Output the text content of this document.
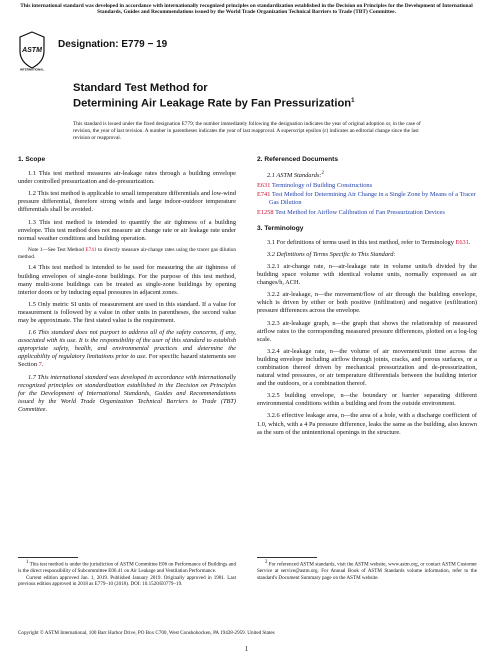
This international standard was developed in accordance with internationally recognized principles on standardization established in the Decision on Principles for the Development of International Standards, Guides and Recommendations issued by the World Trade Organization Technical Barriers to Trade (TBT) Committee.
ASTM
INTERNATIONAL
Designation: E779 − 19
Standard Test Method for
Determining Air Leakage Rate by Fan Pressurization$^1$
This standard is issued under the fixed designation E779; the number immediately following the designation indicates the year of original adoption or, in the case of revision, the year of last revision. A number in parentheses indicates the year of last reapproval. A superscript epsilon (ε) indicates an editorial change since the last revision or reapproval.
1. Scope

1.1 This test method measures air-leakage rates through a building envelope under controlled pressurization and de-pressurization.

1.2 This test method is applicable to small temperature differentials and low-wind pressure differential, therefore strong winds and large indoor-outdoor temperature differentials shall be avoided.

1.3 This test method is intended to quantify the air tightness of a building envelope. This test method does not measure air change rate or air leakage rate under normal weather conditions and building operation.

Note 1—See Test Method E741 to directly measure air-change rates using the tracer gas dilution method.

1.4 This test method is intended to be used for measuring the air tightness of building envelopes of single-zone buildings. For the purpose of this test method, many multi-zone buildings can be treated as single-zone buildings by opening interior doors or by inducing equal pressures in adjacent zones.

1.5 Only metric SI units of measurement are used in this standard. If a value for measurement is followed by a value in other units in parentheses, the second value may be approximate. The first stated value is the requirement.

1.6 This standard does not purport to address all of the safety concerns, if any, associated with its use. It is the responsibility of the user of this standard to establish appropriate safety, health, and environmental practices and determine the applicability of regulatory limitations prior to use. For specific hazard statements see Section 7.

1.7 This international standard was developed in accordance with internationally recognized principles on standardization established in the Decision on Principles for the Development of International Standards, Guides and Recommendations issued by the World Trade Organization Technical Barriers to Trade (TBT) Committee.

2. Referenced Documents

2.1 ASTM Standards:$^2$

E631 Terminology of Building Constructions
E741 Test Method for Determining Air Change in a Single Zone by Means of a Tracer Gas Dilution
E1258 Test Method for Airflow Calibration of Fan Pressurization Devices
3. Terminology

3.1 For definitions of terms used in this test method, refer to Terminology E631.

3.2 Definitions of Terms Specific to This Standard:

3.2.1 air-change rate, n—air-leakage rate in volume units/h divided by the building space volume with identical volume units, normally expressed as air changes/h, ACH.

3.2.2 air-leakage, n—the movement/flow of air through the building envelope, which is driven by either or both positive (infiltration) and negative (exfiltration) pressure differences across the envelope.

3.2.3 air-leakage graph, n—the graph that shows the relationship of measured airflow rates to the corresponding measured pressure differences, plotted on a log-log scale.

3.2.4 air-leakage rate, n—the volume of air movement/unit time across the building envelope including airflow through joints, cracks, and porous surfaces, or a combination thereof driven by mechanical pressurization and de-pressurization, natural wind pressures, or air temperature differentials between the building interior and the outdoors, or a combination thereof.

3.2.5 building envelope, n—the boundary or barrier separating different environmental conditions within a building and from the outside environment.

3.2.6 effective leakage area, n—the area of a hole, with a discharge coefficient of 1.0, which, with a 4 Pa pressure difference, leaks the same as the building, also known as the sum of the unintentional openings in the structure.

$^1$ This test method is under the jurisdiction of ASTM Committee E06 on Performance of Buildings and is the direct responsibility of Subcommittee E06.41 on Air Leakage and Ventilation Performance.
Current edition approved Jan. 1, 2019. Published January 2019. Originally approved in 1981. Last previous edition approved in 2018 as E779–10 (2018). DOI: 10.1520/E0779–19.
$^2$ For referenced ASTM standards, visit the ASTM website, www.astm.org, or contact ASTM Customer Service at service@astm.org. For Annual Book of ASTM Standards volume information, refer to the standard's Document Summary page on the ASTM website.
Copyright © ASTM International, 100 Barr Harbor Drive, PO Box C700, West Conshohocken, PA 19428-2959. United States
1
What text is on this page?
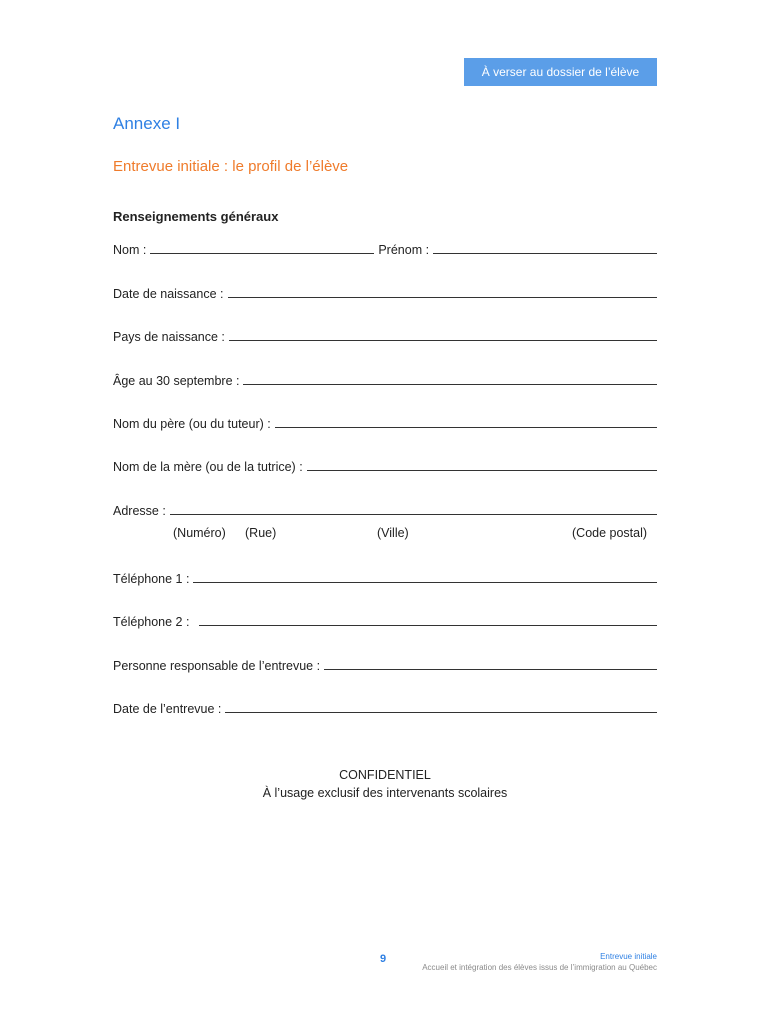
À verser au dossier de l’élève
Annexe I
Entrevue initiale : le profil de l’élève
Renseignements généraux
Nom :	Prénom :
Date de naissance :
Pays de naissance :
Âge au 30 septembre :
Nom du père (ou du tuteur) :
Nom de la mère (ou de la tutrice) :
Adresse :
(Numéro) (Rue)	(Ville)	(Code postal)
Téléphone 1 :
Téléphone 2 :
Personne responsable de l’entrevue :
Date de l’entrevue :
CONFIDENTIEL
À l’usage exclusif des intervenants scolaires
9	Entrevue initiale
Accueil et intégration des élèves issus de l’immigration au Québec
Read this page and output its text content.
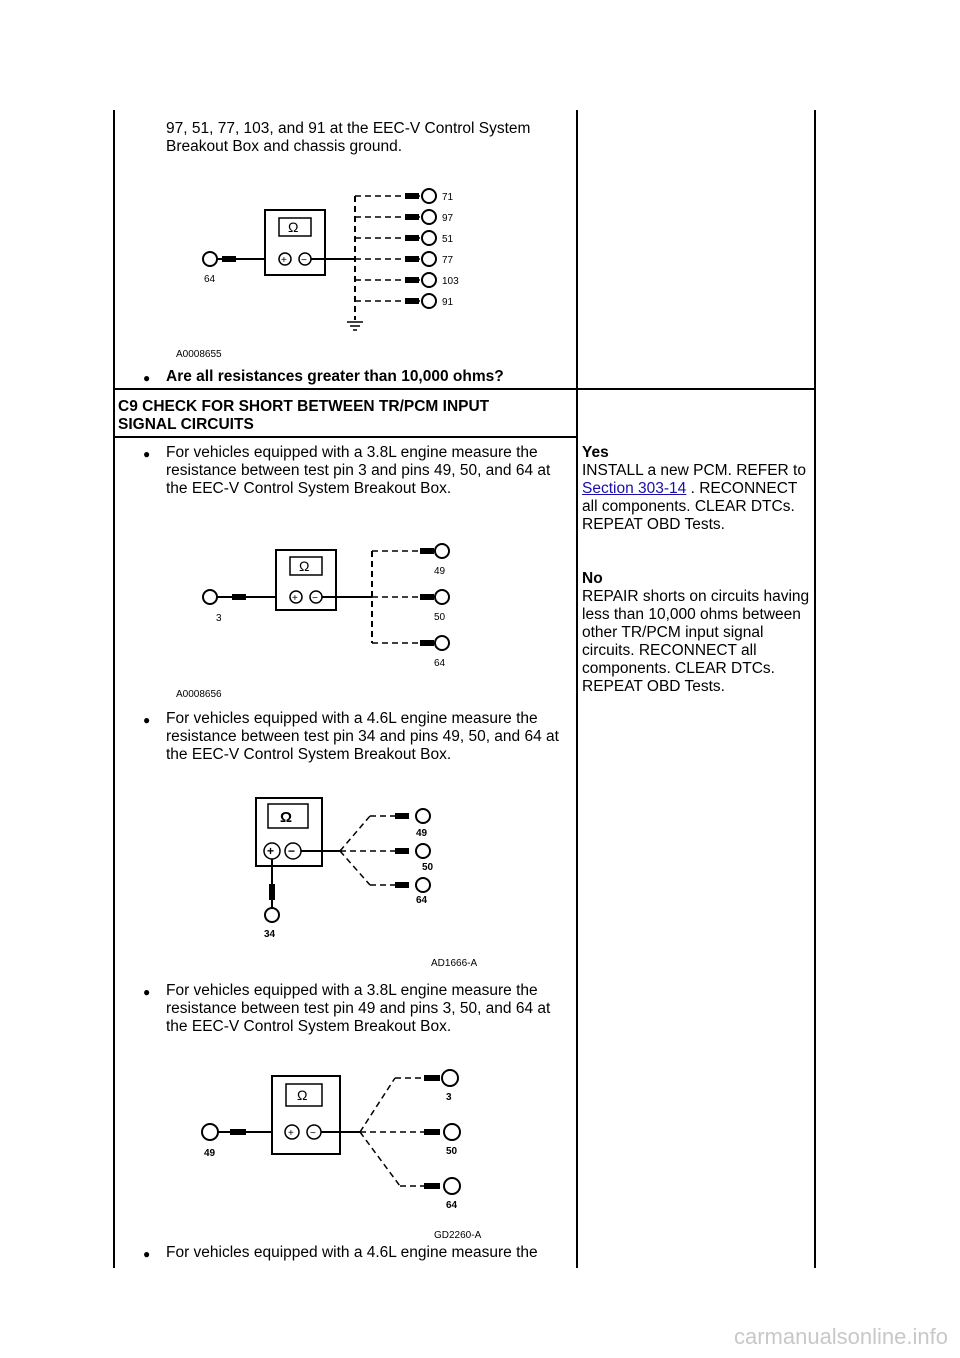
97, 51, 77, 103, and 91 at the EEC-V Control System Breakout Box and chassis ground.
64
Ω
+ −
71
97
51
77
103
91
A0008655
● Are all resistances greater than 10,000 ohms?
C9 CHECK FOR SHORT BETWEEN TR/PCM INPUT SIGNAL CIRCUITS
● For vehicles equipped with a 3.8L engine measure the resistance between test pin 3 and pins 49, 50, and 64 at the EEC-V Control System Breakout Box.
3
Ω
+ −
49
50
64
A0008656
● For vehicles equipped with a 4.6L engine measure the resistance between test pin 34 and pins 49, 50, and 64 at the EEC-V Control System Breakout Box.
Ω
+ −
34
49
50
64
AD1666-A
● For vehicles equipped with a 3.8L engine measure the resistance between test pin 49 and pins 3, 50, and 64 at the EEC-V Control System Breakout Box.
49
Ω
+ −
3
50
64
GD2260-A
● For vehicles equipped with a 4.6L engine measure the
Yes
INSTALL a new PCM. REFER to Section 303-14 . RECONNECT all components. CLEAR DTCs. REPEAT OBD Tests.
No
REPAIR shorts on circuits having less than 10,000 ohms between other TR/PCM input signal circuits. RECONNECT all components. CLEAR DTCs. REPEAT OBD Tests.
carmanualsonline.info
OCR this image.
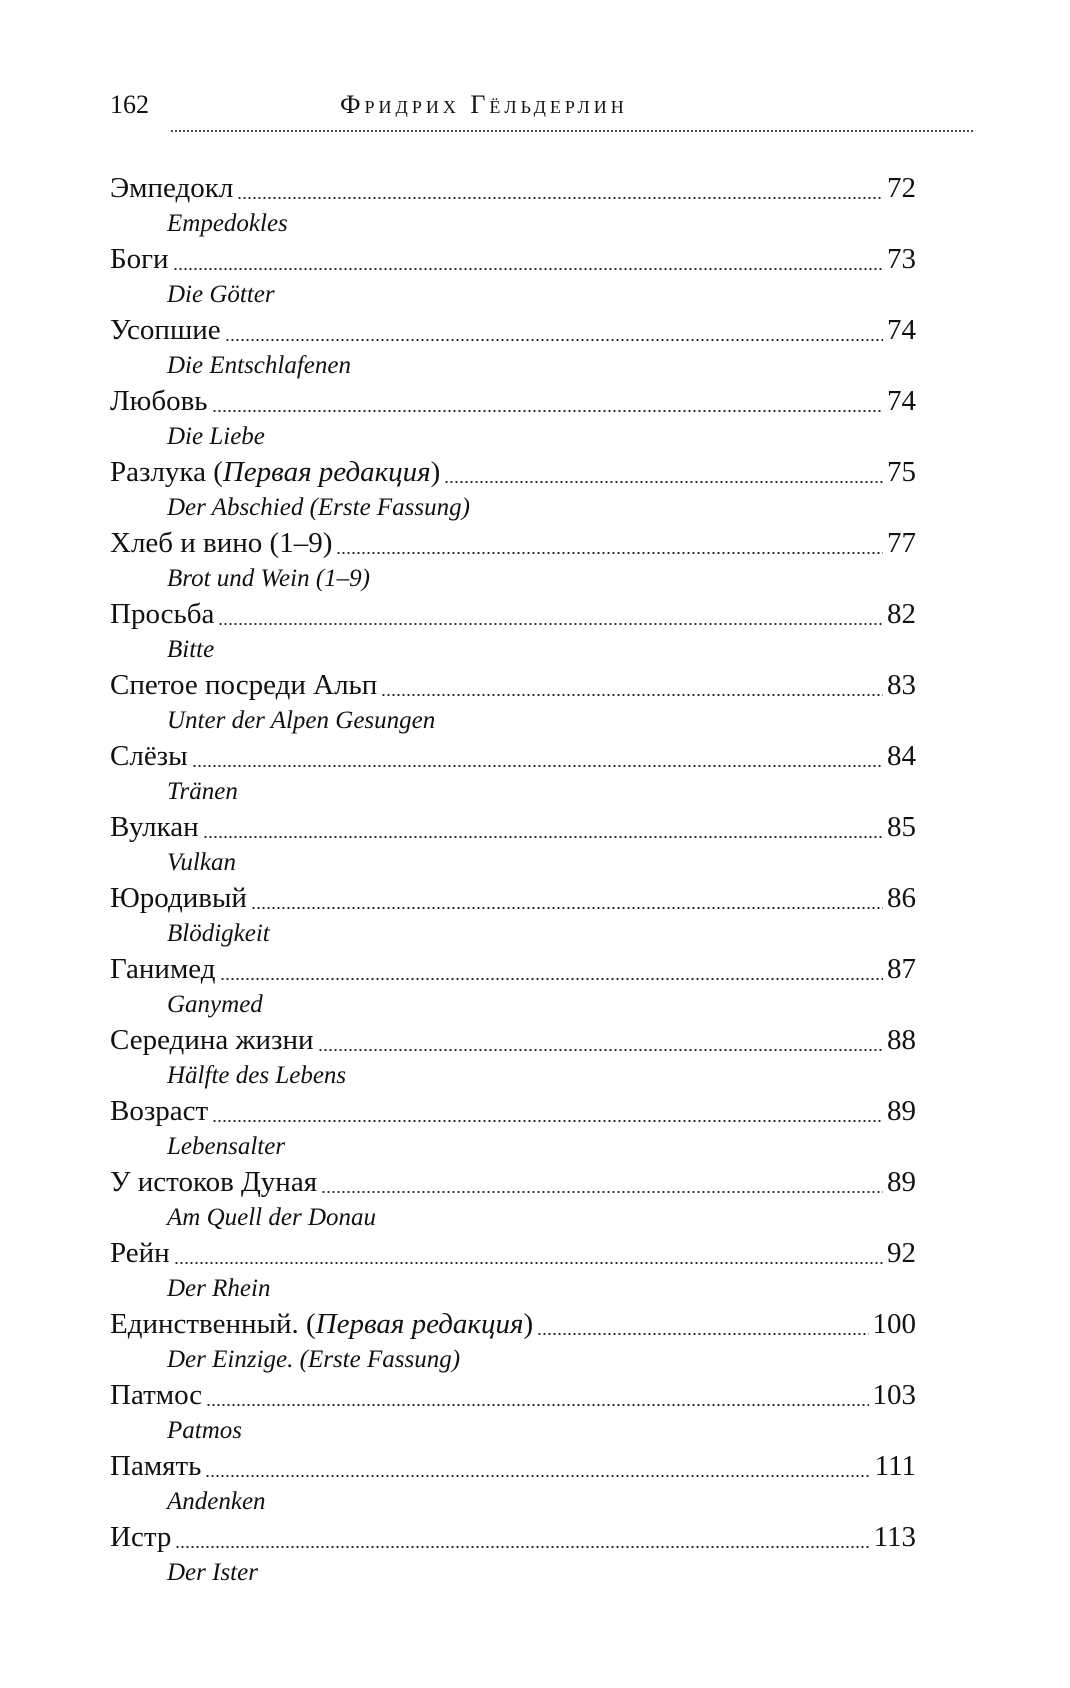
162	Фридрих Гёльдерлин
Эмпедокл	72
Empedokles
Боги	73
Die Götter
Усопшие	74
Die Entschlafenen
Любовь	74
Die Liebe
Разлука (Первая редакция)	75
Der Abschied (Erste Fassung)
Хлеб и вино (1–9)	77
Brot und Wein (1–9)
Просьба	82
Bitte
Спетое посреди Альп	83
Unter der Alpen Gesungen
Слёзы	84
Tränen
Вулкан	85
Vulkan
Юродивый	86
Blödigkeit
Ганимед	87
Ganymed
Середина жизни	88
Hälfte des Lebens
Возраст	89
Lebensalter
У истоков Дуная	89
Am Quell der Donau
Рейн	92
Der Rhein
Единственный. (Первая редакция)	100
Der Einzige. (Erste Fassung)
Патмос	103
Patmos
Память	111
Andenken
Истр	113
Der Ister
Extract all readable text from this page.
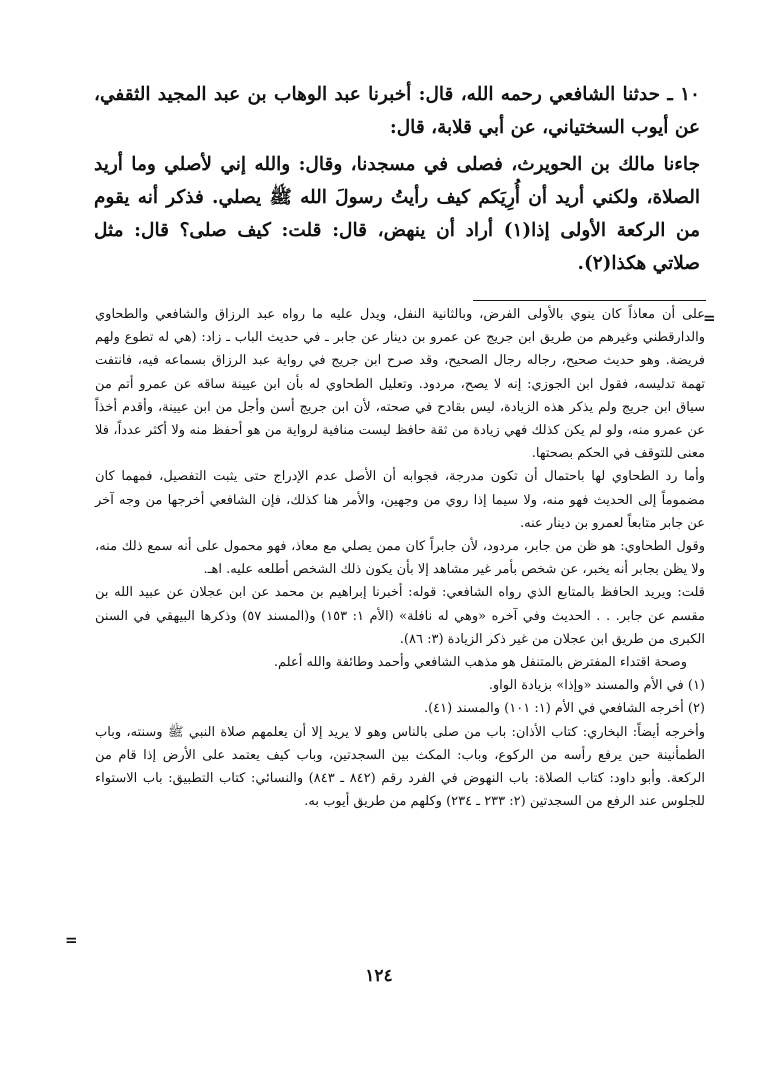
١٠ ـ حدثنا الشافعي رحمه الله، قال: أخبرنا عبد الوهاب بن عبد المجيد الثقفي، عن أيوب السختياني، عن أبي قلابة، قال:

جاءنا مالك بن الحويرث، فصلى في مسجدنا، وقال: والله إني لأصلي وما أريد الصلاة، ولكني أريد أن أُرِيَكم كيف رأيتُ رسولَ الله ﷺ يصلي. فذكر أنه يقوم من الركعة الأولى إذا(١) أراد أن ينهض، قال: قلت: كيف صلى؟ قال: مثل صلاتي هكذا(٢).

=

على أن معاذاً كان ينوي بالأولى الفرض، وبالثانية النفل، ويدل عليه ما رواه عبد الرزاق والشافعي والطحاوي والدارقطني وغيرهم من طريق ابن جريج عن عمرو بن دينار عن جابر ـ في حديث الباب ـ زاد: (هي له تطوع ولهم فريضة. وهو حديث صحيح، رجاله رجال الصحيح، وقد صرح ابن جريج في رواية عبد الرزاق بسماعه فيه، فانتفت تهمة تدليسه، فقول ابن الجوزي: إنه لا يصح، مردود. وتعليل الطحاوي له بأن ابن عيينة ساقه عن عمرو أتم من سياق ابن جريج ولم يذكر هذه الزيادة، ليس بقادح في صحته، لأن ابن جريج أسن وأجل من ابن عيينة، وأقدم أخذاً عن عمرو منه، ولو لم يكن كذلك فهي زيادة من ثقة حافظ ليست منافية لرواية من هو أحفظ منه ولا أكثر عدداً، فلا معنى للتوقف في الحكم بصحتها.

وأما رد الطحاوي لها باحتمال أن تكون مدرجة، فجوابه أن الأصل عدم الإدراج حتى يثبت التفصيل، فمهما كان مضموماً إلى الحديث فهو منه، ولا سيما إذا روي من وجهين، والأمر هنا كذلك، فإن الشافعي أخرجها من وجه آخر عن جابر متابعاً لعمرو بن دينار عنه.

وقول الطحاوي: هو ظن من جابر، مردود، لأن جابراً كان ممن يصلي مع معاذ، فهو محمول على أنه سمع ذلك منه، ولا يظن بجابر أنه يخبر، عن شخص بأمر غير مشاهد إلا بأن يكون ذلك الشخص أطلعه عليه. اهـ.

قلت: ويريد الحافظ بالمتابع الذي رواه الشافعي: قوله: أخبرنا إبراهيم بن محمد عن ابن عجلان عن عبيد الله بن مقسم عن جابر. . . الحديث وفي آخره «وهي له نافلة» (الأم ١: ١٥٣) و(المسند ٥٧) وذكرها البيهقي في السنن الكبرى من طريق ابن عجلان من غير ذكر الزيادة (٣: ٨٦).

وصحة اقتداء المفترض بالمتنفل هو مذهب الشافعي وأحمد وطائفة والله أعلم.

(١) في الأم والمسند «وإذا» بزيادة الواو.

(٢) أخرجه الشافعي في الأم (١: ١٠١) والمسند (٤١).

وأخرجه أيضاً: البخاري: كتاب الأذان: باب من صلى بالناس وهو لا يريد إلا أن يعلمهم صلاة النبي ﷺ وسنته، وباب الطمأنينة حين يرفع رأسه من الركوع، وباب: المكث بين السجدتين، وباب كيف يعتمد على الأرض إذا قام من الركعة. وأبو داود: كتاب الصلاة: باب النهوض في الفرد رقم (٨٤٢ ـ ٨٤٣) والنسائي: كتاب التطبيق: باب الاستواء للجلوس عند الرفع من السجدتين (٢: ٢٣٣ ـ ٢٣٤) وكلهم من طريق أيوب به.

=
١٢٤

» What is asked
From the entries above, extract each line containing "World".

» The solution
This international standard was developed in accordance with internationally recognized principles on standardization established in the Decision on Principles for the Development of International Standards, Guides and Recommendations issued by the World Trade Organization Technical Barriers to Trade (TBT) Committee.
1.7 This international standard was developed in accordance with internationally recognized principles on standardization established in the Decision on Principles for the Development of International Standards, Guides and Recommendations issued by the World Trade Organization Technical Barriers to Trade (TBT) Committee.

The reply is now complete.